Dataset items:
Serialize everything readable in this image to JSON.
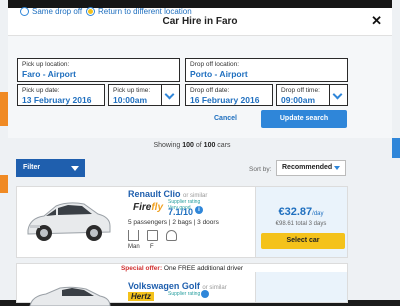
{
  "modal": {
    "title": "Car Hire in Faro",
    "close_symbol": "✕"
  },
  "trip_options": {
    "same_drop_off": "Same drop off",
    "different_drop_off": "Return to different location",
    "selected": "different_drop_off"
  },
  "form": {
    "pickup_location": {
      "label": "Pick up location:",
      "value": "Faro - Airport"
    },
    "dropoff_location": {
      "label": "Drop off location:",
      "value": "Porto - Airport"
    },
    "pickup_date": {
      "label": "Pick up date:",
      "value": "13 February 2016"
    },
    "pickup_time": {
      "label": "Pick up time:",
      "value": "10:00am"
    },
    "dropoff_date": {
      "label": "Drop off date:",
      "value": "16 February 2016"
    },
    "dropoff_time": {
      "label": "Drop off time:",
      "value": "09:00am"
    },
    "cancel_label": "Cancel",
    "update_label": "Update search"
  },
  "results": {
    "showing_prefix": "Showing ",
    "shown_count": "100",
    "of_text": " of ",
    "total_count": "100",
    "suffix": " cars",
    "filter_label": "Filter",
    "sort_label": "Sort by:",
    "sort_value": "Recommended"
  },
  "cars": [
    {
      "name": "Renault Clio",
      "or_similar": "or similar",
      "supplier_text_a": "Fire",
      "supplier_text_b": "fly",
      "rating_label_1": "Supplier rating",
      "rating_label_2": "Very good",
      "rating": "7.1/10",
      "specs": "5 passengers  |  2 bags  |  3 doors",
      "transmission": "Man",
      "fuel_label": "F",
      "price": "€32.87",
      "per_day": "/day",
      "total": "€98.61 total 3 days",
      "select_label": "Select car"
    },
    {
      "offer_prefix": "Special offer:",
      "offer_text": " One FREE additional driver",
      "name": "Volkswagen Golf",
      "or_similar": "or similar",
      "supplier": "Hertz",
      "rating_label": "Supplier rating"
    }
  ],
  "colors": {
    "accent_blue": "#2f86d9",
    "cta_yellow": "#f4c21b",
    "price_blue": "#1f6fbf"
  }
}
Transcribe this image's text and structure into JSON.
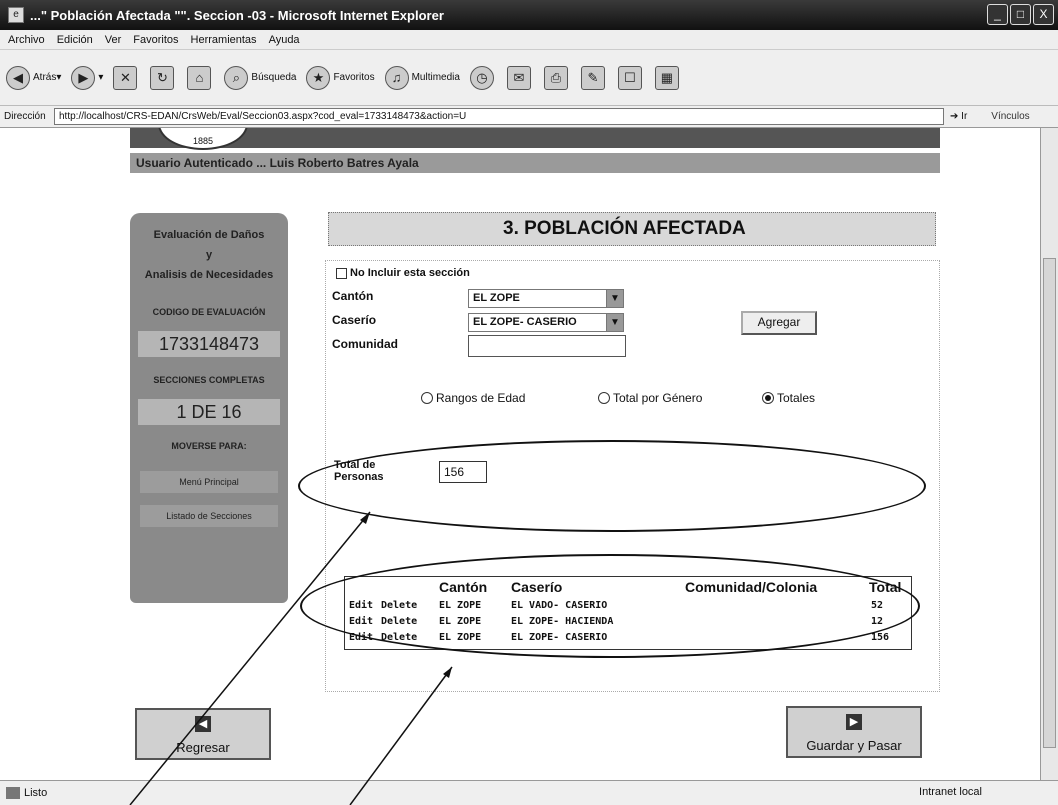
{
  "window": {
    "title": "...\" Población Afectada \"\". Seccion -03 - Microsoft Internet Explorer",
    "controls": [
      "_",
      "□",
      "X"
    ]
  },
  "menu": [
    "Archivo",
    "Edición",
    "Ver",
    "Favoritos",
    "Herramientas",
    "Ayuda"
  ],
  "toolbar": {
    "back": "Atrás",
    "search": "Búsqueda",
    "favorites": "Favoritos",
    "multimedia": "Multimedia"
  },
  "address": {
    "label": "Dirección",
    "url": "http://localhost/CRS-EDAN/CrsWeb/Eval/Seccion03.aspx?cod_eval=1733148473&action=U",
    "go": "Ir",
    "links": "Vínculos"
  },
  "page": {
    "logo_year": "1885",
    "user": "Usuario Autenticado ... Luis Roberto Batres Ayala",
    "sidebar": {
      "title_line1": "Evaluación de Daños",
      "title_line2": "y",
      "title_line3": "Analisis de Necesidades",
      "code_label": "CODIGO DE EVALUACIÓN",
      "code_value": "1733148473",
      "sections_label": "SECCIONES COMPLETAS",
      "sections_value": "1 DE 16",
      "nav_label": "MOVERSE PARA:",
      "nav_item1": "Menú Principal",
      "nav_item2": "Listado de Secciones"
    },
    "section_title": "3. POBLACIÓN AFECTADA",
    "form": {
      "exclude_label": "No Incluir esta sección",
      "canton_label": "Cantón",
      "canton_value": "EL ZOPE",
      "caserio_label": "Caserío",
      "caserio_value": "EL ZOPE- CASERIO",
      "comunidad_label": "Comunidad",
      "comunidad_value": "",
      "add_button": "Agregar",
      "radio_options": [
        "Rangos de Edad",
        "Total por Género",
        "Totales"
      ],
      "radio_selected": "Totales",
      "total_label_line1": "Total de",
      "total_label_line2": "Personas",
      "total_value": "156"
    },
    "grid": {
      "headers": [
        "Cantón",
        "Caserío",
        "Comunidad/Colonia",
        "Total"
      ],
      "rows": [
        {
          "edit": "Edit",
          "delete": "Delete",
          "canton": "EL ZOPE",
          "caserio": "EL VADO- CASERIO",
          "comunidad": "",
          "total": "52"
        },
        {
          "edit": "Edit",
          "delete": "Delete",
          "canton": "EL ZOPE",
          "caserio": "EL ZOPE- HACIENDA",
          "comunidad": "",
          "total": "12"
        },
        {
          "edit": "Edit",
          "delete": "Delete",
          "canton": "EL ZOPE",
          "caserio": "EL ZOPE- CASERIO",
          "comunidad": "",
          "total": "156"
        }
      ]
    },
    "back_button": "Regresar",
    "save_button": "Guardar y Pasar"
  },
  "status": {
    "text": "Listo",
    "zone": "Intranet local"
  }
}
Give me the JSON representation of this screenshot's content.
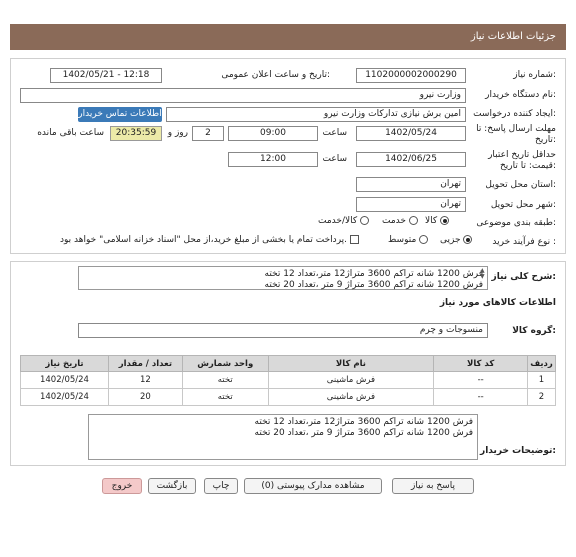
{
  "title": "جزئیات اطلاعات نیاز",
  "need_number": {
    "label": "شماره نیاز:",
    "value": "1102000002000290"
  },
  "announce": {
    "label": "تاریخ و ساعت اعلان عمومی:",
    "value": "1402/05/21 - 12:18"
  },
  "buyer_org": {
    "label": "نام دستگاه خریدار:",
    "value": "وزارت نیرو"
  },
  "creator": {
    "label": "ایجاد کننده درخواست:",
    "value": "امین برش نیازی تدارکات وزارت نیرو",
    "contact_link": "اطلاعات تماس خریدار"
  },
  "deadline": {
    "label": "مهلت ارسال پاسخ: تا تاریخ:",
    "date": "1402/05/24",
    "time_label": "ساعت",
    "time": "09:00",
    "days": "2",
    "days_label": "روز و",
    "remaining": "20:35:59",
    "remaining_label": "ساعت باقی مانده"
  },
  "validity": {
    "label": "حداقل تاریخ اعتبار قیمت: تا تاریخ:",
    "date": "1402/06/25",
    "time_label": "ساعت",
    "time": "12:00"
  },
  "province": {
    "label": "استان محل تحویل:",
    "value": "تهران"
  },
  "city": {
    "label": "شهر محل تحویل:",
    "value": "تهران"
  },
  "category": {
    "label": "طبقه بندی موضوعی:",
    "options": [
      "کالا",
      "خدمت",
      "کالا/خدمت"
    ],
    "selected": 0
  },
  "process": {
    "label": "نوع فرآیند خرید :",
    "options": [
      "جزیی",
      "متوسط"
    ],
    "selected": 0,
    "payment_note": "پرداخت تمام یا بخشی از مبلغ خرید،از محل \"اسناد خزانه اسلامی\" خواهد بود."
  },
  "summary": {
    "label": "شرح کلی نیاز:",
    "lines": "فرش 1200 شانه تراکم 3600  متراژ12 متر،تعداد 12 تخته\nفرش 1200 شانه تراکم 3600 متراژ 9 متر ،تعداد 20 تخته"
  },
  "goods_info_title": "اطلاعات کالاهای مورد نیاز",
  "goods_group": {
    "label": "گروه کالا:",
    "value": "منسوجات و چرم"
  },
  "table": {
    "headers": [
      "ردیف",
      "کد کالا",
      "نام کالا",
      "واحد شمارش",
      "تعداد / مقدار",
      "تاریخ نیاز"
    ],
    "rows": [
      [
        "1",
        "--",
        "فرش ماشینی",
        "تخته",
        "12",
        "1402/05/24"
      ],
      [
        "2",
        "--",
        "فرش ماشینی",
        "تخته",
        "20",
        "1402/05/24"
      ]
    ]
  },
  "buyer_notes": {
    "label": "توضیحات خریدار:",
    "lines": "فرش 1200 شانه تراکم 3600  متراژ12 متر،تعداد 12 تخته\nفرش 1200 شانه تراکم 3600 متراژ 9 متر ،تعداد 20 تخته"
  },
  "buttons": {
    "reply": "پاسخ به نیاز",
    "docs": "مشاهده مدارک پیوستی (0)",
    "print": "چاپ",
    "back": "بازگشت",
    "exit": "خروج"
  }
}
--
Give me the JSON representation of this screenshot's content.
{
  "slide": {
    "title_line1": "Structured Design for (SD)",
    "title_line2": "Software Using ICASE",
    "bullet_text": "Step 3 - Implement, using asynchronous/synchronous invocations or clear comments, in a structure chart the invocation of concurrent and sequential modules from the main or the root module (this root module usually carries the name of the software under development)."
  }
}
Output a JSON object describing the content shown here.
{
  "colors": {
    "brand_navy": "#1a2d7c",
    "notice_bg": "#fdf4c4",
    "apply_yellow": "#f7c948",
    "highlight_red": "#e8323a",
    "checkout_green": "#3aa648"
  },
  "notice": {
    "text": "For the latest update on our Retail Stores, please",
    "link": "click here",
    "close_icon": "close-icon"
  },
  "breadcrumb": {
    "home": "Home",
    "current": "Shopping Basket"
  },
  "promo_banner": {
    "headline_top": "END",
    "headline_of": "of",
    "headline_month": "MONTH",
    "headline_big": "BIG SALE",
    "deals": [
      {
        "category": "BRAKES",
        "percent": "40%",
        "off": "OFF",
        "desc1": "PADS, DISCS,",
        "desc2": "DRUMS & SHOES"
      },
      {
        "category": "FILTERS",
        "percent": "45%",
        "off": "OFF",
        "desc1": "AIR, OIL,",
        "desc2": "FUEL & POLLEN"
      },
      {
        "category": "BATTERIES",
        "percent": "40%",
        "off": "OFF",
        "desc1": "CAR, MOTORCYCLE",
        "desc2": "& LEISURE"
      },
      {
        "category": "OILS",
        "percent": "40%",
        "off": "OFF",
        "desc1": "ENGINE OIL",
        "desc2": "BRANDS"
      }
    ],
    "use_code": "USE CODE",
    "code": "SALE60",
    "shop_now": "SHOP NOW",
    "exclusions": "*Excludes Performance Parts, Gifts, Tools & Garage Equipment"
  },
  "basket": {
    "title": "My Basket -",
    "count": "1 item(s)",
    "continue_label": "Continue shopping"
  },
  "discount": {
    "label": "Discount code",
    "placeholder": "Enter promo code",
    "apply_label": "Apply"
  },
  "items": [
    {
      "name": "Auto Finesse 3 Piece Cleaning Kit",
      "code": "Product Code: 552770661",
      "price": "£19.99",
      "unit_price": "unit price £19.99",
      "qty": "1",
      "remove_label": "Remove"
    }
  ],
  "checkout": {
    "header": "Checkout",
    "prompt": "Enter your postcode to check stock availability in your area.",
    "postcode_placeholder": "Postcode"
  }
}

Do this> From the entries above, extract each line containing "Enter".

Final answer>
    "placeholder": "Enter promo code",
    "prompt": "Enter your postcode to check stock availability in your area.",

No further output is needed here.